Problem description - Find every line in the records below that contains the word "name", and copy each such line.

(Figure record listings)
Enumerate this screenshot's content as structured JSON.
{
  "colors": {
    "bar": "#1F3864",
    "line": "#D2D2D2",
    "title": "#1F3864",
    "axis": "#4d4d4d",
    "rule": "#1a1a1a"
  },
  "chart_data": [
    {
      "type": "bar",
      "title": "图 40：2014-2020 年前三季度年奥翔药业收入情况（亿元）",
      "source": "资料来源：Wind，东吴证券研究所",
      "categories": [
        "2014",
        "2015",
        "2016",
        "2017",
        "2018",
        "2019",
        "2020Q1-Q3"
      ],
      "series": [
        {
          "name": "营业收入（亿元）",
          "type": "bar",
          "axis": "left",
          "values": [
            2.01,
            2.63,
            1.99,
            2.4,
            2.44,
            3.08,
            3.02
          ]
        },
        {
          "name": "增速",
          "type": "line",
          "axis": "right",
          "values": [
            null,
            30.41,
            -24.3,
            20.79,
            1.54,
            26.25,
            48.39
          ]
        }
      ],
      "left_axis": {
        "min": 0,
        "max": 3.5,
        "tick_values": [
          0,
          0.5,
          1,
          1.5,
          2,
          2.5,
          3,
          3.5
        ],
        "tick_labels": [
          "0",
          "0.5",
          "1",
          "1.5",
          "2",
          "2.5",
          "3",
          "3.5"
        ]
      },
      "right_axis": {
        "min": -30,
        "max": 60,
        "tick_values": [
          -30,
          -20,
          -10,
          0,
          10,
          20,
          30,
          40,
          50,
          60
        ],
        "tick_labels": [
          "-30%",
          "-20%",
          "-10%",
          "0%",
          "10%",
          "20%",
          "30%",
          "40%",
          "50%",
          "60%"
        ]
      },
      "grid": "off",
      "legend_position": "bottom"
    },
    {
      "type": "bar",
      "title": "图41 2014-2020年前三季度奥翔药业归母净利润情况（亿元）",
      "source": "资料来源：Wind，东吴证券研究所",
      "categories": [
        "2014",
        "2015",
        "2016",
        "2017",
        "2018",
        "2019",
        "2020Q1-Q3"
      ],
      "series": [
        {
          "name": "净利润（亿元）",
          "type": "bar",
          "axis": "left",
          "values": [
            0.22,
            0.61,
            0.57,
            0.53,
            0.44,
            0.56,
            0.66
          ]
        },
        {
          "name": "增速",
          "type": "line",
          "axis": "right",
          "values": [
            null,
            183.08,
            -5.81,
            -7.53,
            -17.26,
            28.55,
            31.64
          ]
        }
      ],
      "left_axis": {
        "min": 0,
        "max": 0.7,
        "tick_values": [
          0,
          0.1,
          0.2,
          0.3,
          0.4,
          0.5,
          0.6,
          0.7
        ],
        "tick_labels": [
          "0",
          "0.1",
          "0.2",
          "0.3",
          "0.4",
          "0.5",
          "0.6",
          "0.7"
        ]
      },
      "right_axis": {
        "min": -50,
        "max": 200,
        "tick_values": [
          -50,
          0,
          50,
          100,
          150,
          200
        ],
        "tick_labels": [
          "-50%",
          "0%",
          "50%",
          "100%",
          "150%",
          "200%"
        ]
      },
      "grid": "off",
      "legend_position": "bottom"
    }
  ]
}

Solved exercise -
          "name": "营业收入（亿元）",
          "name": "增速",
          "name": "净利润（亿元）",
          "name": "增速",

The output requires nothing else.